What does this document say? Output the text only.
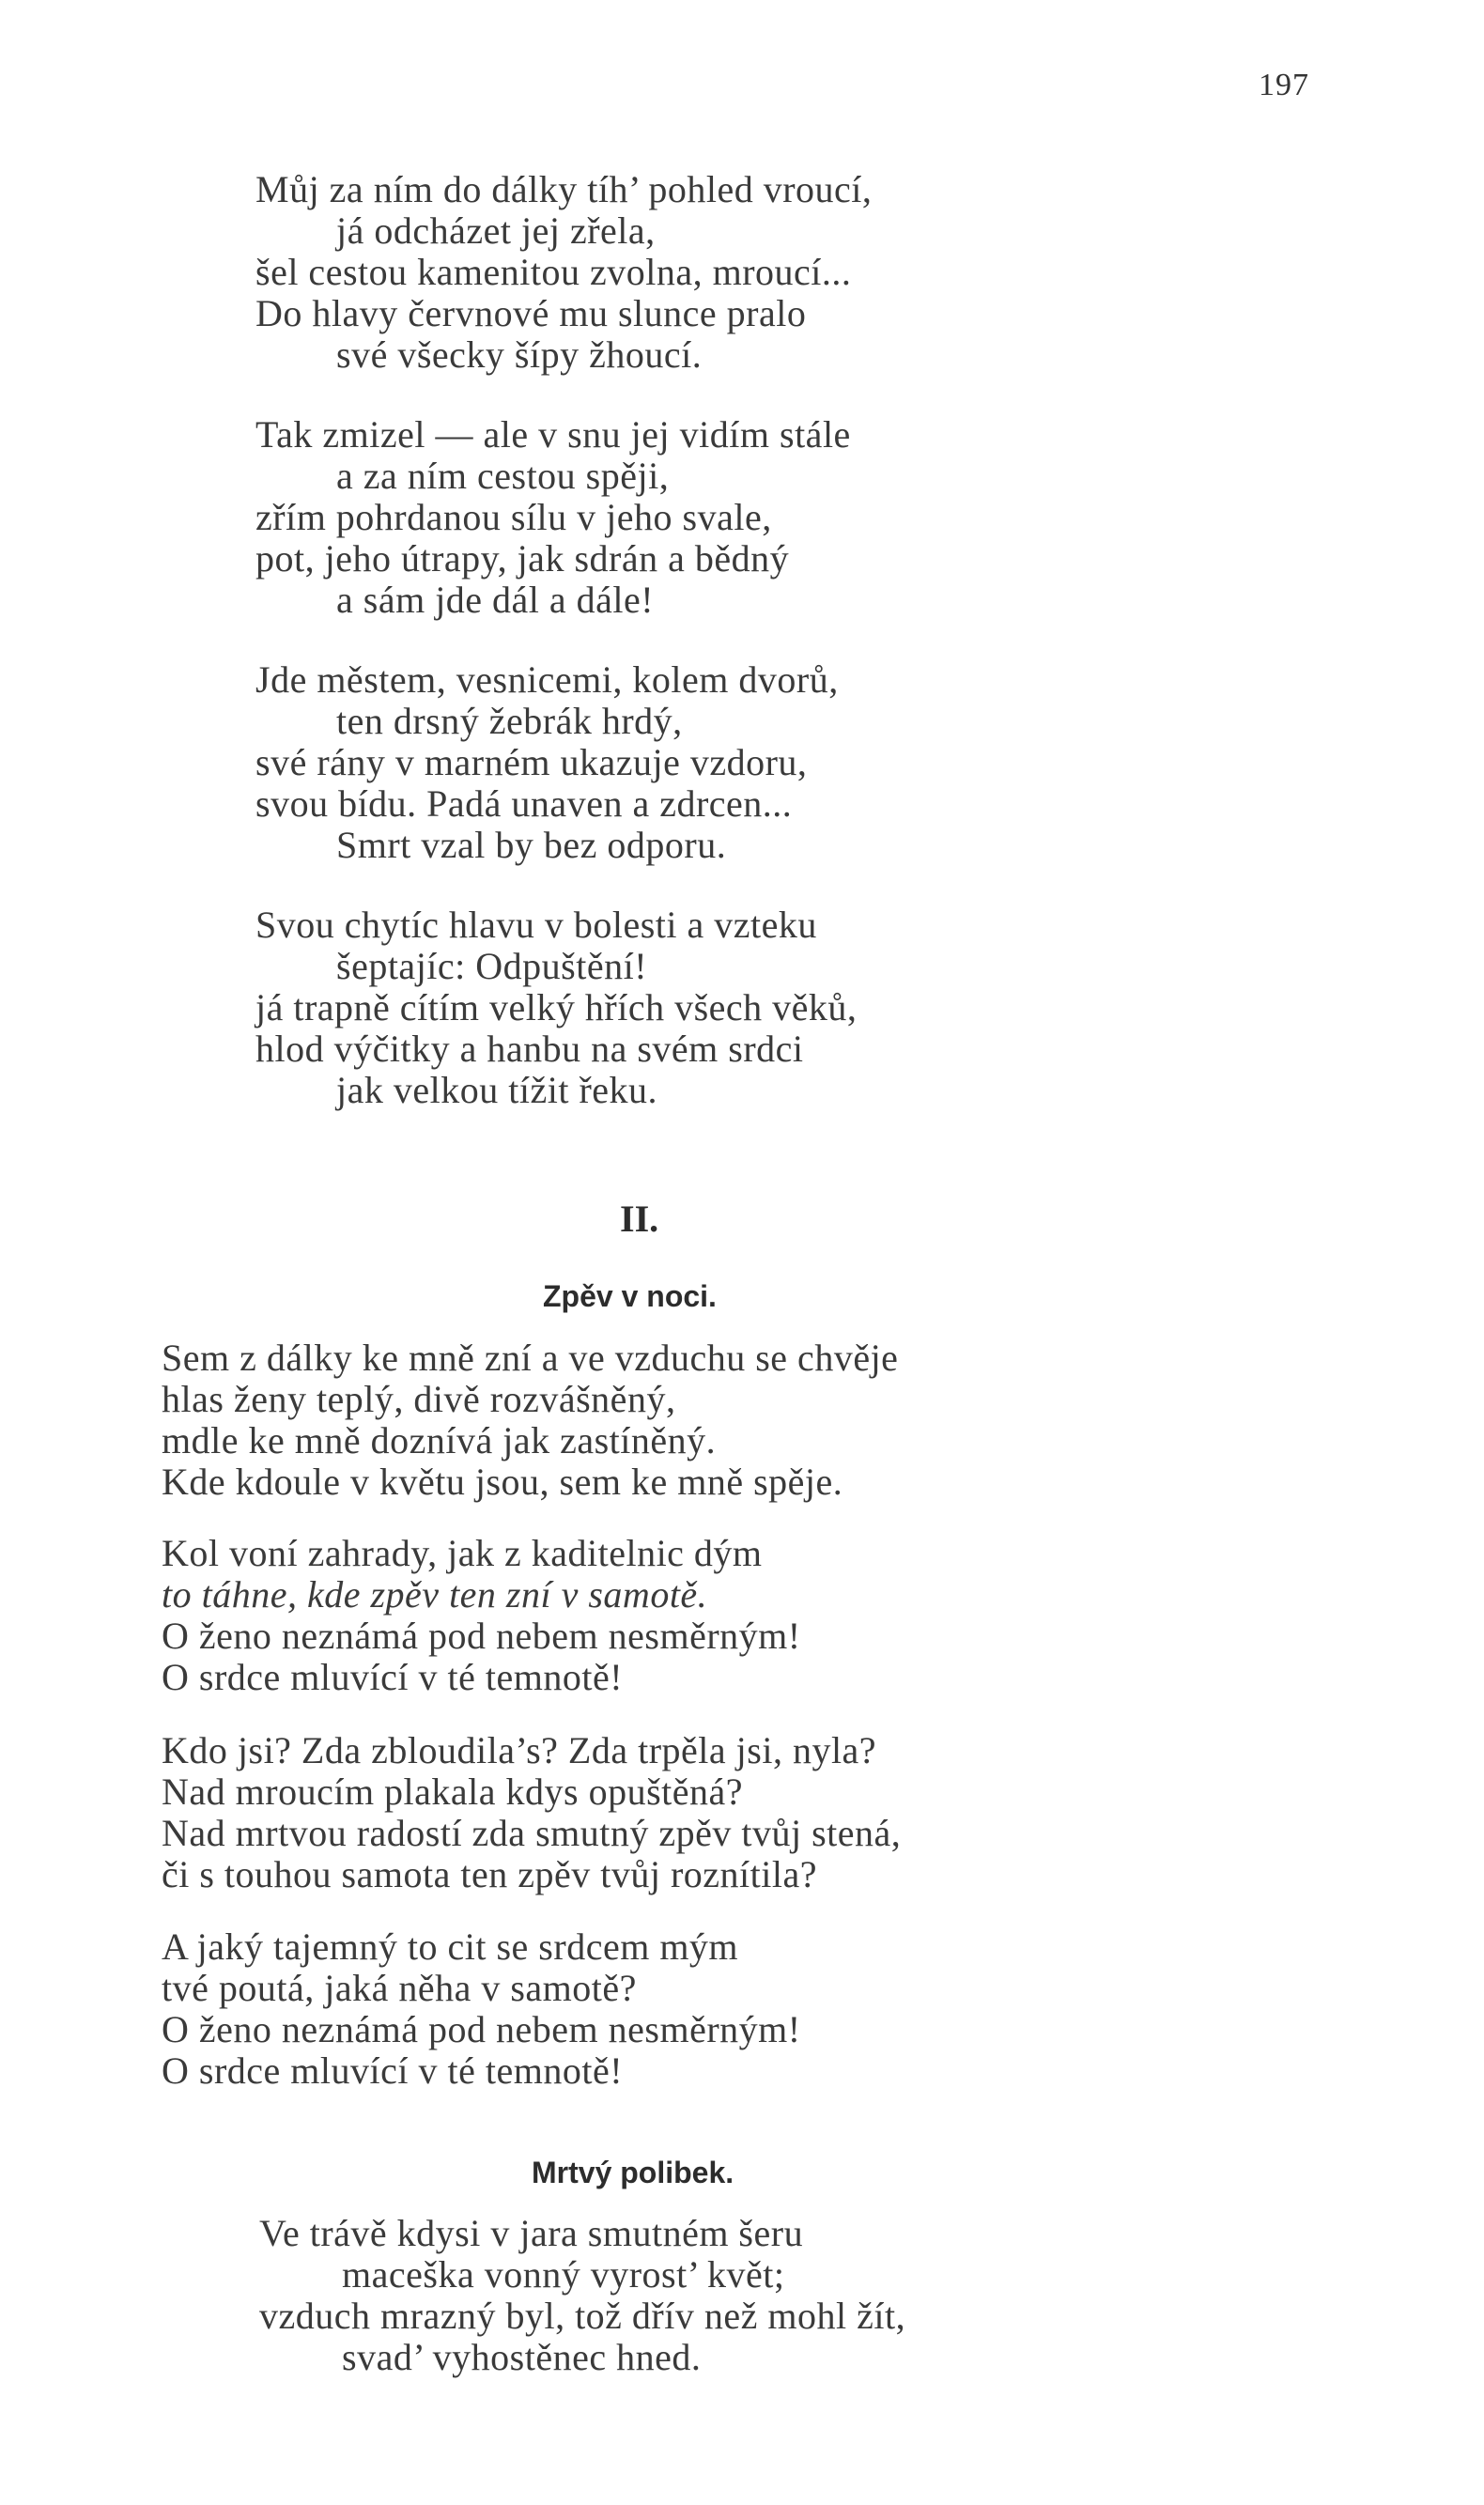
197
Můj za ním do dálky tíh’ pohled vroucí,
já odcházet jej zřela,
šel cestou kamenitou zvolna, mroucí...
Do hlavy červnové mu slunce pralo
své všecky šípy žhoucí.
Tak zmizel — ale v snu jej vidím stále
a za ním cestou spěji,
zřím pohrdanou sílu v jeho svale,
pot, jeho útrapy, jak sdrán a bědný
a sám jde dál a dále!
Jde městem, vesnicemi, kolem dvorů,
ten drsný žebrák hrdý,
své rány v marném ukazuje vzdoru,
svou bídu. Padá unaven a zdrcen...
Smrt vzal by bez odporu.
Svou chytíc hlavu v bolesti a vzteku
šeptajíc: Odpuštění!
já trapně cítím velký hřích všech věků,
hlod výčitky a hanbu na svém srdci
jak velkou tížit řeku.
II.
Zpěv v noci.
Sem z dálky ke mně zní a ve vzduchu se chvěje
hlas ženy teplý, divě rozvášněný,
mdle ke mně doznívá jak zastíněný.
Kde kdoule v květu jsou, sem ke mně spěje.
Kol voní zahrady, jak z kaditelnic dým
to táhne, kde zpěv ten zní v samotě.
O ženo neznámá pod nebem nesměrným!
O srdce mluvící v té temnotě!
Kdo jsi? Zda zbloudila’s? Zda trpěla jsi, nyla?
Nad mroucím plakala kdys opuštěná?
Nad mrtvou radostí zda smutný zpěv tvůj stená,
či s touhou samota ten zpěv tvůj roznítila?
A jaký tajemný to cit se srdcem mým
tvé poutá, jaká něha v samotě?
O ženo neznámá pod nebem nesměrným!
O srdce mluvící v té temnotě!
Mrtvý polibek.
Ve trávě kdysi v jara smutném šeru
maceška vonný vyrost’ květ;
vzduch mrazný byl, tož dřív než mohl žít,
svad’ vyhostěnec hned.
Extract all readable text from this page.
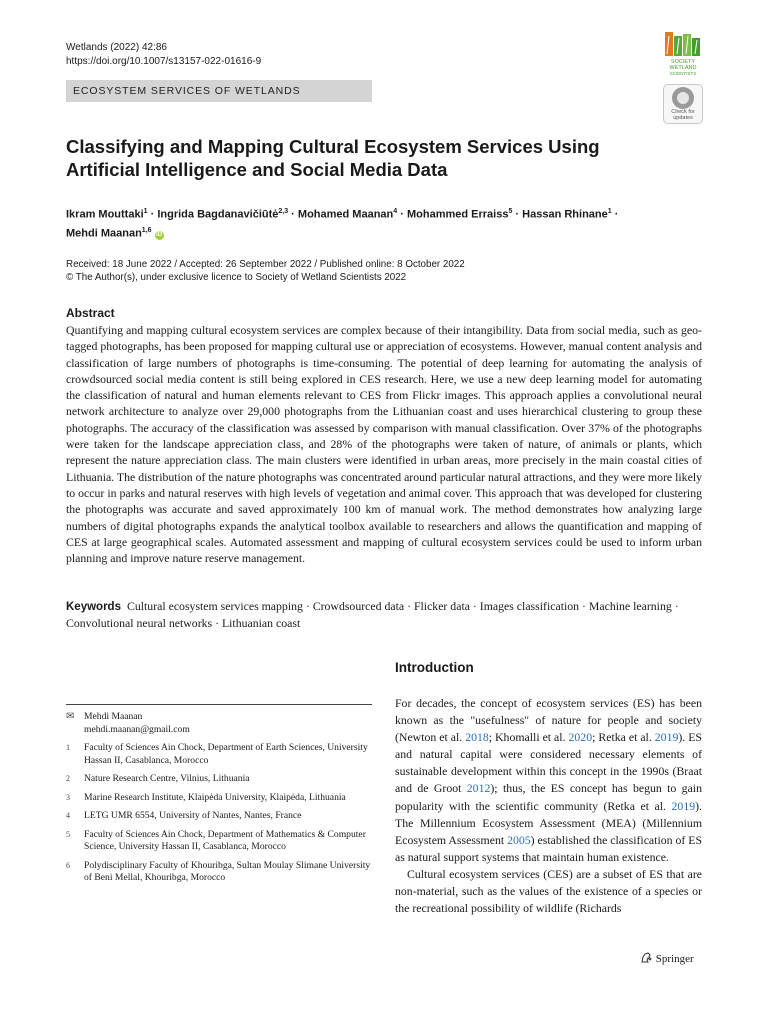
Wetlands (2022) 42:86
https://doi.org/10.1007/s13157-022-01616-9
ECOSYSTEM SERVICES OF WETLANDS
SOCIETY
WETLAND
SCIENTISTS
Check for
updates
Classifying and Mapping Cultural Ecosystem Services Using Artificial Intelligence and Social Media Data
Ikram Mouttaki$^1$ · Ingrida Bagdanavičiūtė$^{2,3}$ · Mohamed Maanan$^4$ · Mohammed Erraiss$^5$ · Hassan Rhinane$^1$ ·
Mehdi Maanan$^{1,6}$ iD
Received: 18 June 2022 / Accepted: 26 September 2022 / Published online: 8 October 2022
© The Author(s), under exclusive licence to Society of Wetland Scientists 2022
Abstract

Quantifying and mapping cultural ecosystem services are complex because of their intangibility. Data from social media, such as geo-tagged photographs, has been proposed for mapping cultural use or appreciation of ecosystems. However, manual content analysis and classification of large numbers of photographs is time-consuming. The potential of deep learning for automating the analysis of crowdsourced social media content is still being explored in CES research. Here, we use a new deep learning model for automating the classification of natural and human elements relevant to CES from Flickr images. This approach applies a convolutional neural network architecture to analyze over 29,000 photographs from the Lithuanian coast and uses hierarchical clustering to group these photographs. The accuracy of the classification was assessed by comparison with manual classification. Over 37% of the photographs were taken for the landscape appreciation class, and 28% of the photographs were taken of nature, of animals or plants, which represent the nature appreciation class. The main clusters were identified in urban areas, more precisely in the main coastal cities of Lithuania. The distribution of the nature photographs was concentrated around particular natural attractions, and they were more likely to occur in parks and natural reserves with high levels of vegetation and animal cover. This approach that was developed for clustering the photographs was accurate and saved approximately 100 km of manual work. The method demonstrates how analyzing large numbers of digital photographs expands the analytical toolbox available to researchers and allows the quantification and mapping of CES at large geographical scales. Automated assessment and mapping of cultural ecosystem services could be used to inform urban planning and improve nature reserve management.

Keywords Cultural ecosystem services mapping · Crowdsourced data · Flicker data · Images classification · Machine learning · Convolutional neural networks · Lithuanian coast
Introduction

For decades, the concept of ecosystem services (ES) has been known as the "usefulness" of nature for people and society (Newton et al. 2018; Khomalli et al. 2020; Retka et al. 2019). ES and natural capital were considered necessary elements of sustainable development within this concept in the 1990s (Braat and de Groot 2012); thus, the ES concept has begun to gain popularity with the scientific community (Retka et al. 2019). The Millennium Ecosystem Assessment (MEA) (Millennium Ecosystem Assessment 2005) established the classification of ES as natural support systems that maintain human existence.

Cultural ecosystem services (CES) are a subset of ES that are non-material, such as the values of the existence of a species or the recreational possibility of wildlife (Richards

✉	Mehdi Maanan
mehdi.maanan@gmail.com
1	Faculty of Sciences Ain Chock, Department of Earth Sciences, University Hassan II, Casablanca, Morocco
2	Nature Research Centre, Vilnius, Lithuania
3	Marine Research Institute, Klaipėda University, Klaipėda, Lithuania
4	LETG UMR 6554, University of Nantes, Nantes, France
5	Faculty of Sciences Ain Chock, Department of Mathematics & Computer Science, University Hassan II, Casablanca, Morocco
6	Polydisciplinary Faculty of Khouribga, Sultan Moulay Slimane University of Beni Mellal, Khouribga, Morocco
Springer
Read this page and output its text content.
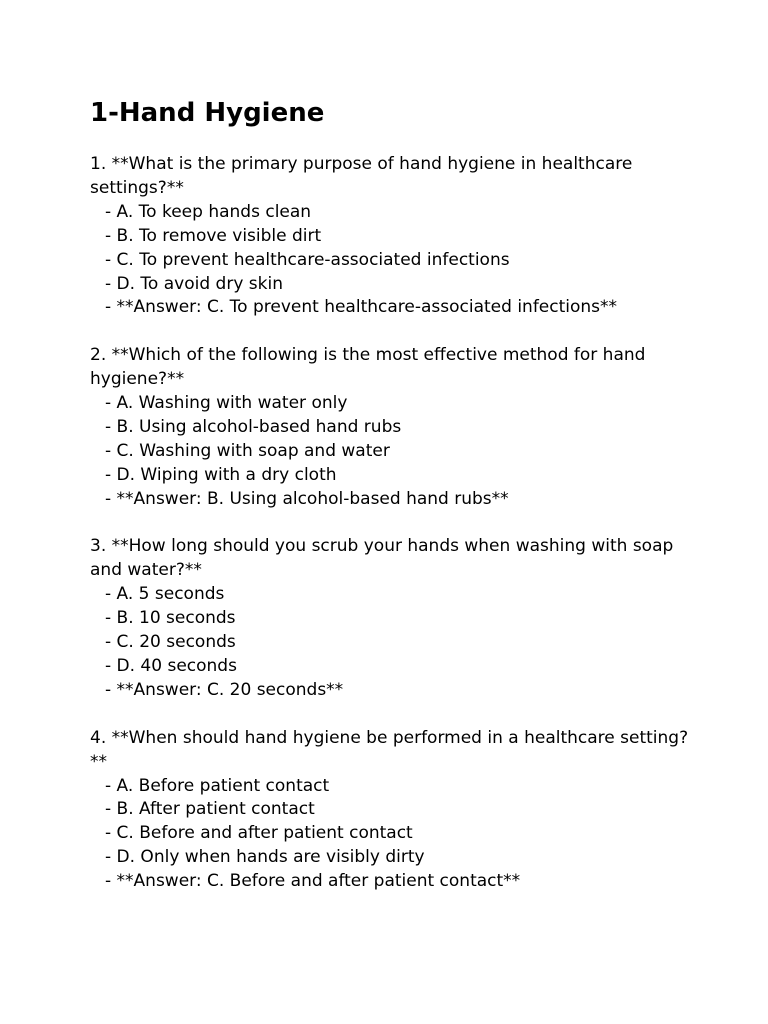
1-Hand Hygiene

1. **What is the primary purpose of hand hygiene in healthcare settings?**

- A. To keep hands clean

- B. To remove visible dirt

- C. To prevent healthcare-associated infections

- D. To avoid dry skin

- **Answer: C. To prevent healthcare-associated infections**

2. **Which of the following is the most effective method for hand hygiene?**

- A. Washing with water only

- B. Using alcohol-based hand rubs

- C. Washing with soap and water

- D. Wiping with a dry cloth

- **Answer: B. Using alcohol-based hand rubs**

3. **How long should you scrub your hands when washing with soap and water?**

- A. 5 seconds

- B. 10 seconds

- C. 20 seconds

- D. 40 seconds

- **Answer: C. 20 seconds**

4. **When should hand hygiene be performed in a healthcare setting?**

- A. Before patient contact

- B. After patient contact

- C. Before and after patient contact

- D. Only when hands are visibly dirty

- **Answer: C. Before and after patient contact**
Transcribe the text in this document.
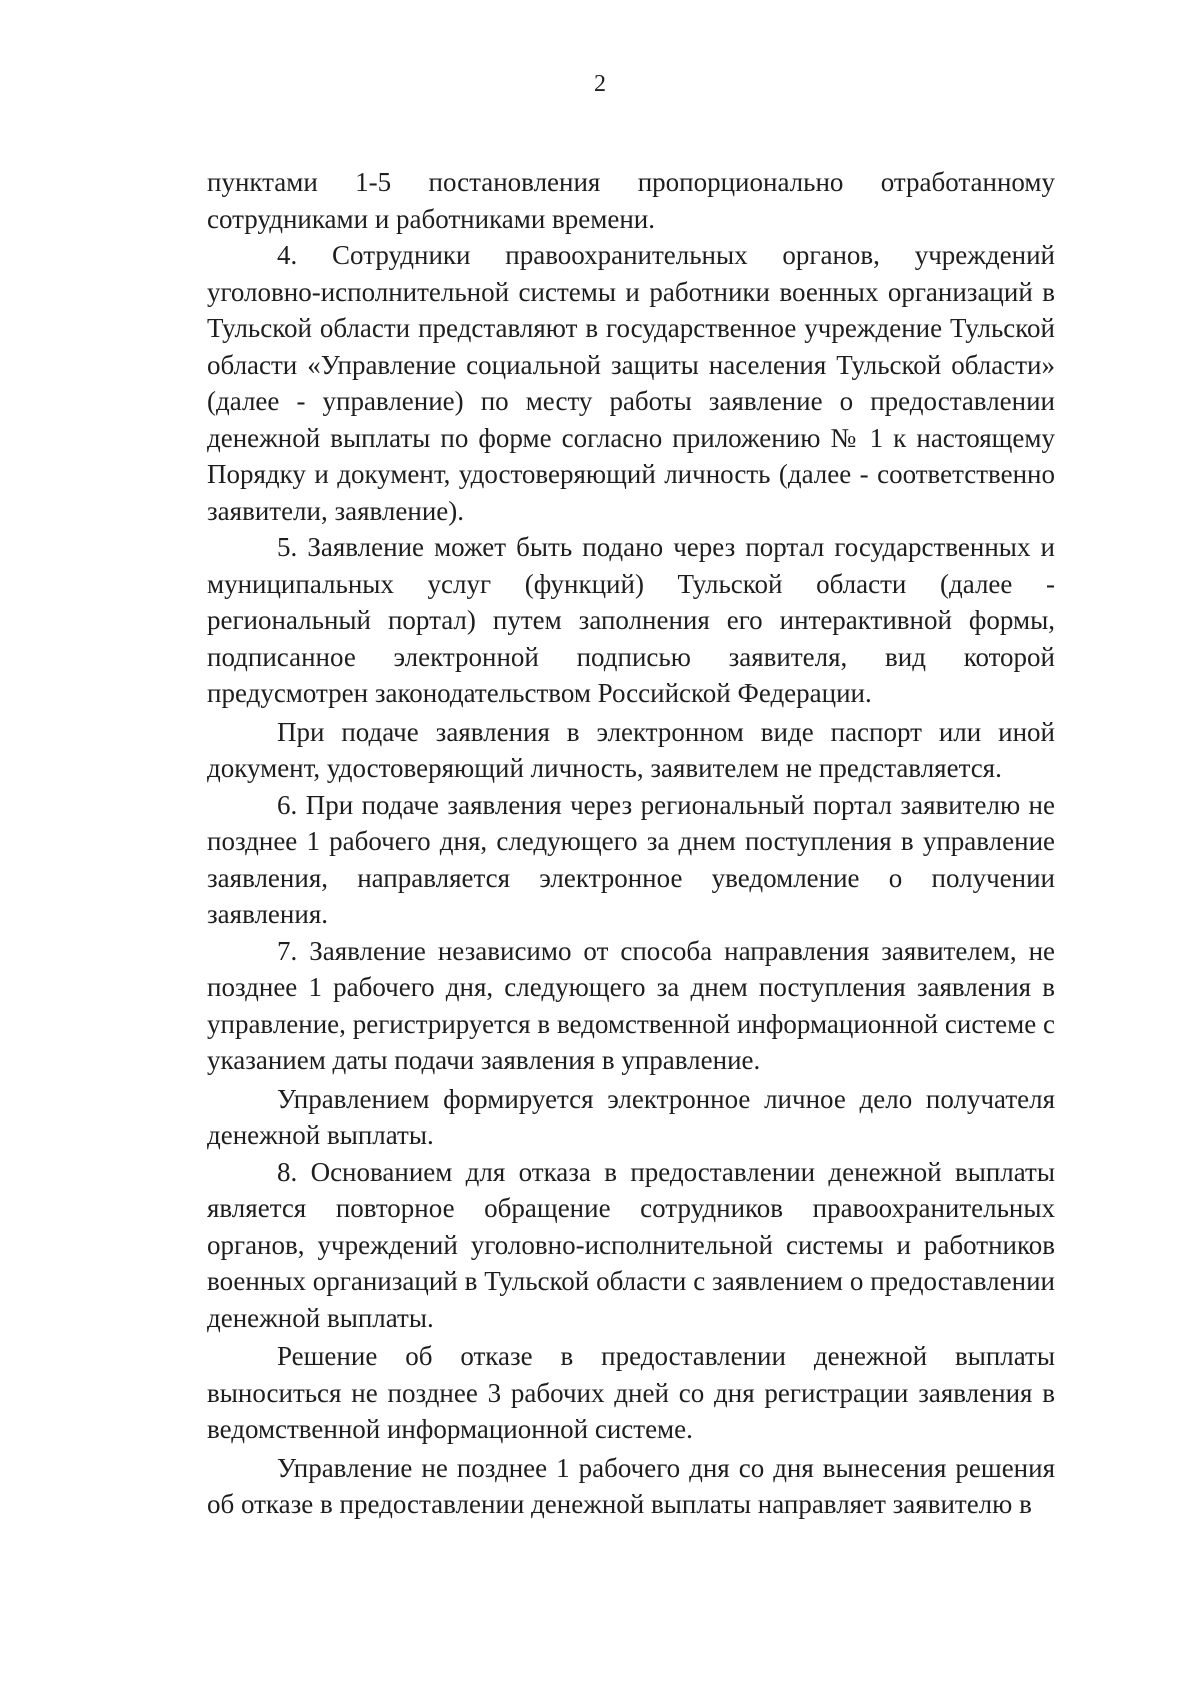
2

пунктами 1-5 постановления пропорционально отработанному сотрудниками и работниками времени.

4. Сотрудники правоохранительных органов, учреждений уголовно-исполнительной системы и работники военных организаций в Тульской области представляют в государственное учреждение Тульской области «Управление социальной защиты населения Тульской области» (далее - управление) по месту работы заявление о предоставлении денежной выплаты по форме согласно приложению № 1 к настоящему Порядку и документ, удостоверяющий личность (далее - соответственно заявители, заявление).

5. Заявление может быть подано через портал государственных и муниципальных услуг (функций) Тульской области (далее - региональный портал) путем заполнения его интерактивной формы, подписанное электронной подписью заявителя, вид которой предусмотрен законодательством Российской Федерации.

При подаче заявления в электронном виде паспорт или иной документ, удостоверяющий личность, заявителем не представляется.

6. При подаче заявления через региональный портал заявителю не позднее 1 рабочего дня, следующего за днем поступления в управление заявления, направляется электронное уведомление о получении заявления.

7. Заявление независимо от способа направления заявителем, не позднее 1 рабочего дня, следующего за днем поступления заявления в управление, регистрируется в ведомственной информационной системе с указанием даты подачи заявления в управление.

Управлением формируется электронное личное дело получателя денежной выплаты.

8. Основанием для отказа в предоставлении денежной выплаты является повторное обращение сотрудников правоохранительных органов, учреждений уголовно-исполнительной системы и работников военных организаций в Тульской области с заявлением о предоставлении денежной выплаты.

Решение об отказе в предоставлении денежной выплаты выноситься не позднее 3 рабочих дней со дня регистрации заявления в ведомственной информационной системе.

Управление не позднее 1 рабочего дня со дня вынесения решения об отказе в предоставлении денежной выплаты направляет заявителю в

» STATED TASK
Copy each line of the records containing the string "личность".

» EXERCISE RESULT
4. Сотрудники правоохранительных органов, учреждений уголовно-исполнительной системы и работники военных организаций в Тульской области представляют в государственное учреждение Тульской области «Управление социальной защиты населения Тульской области» (далее - управление) по месту работы заявление о предоставлении денежной выплаты по форме согласно приложению № 1 к настоящему Порядку и документ, удостоверяющий личность (далее - соответственно заявители, заявление).
При подаче заявления в электронном виде паспорт или иной документ, удостоверяющий личность, заявителем не представляется.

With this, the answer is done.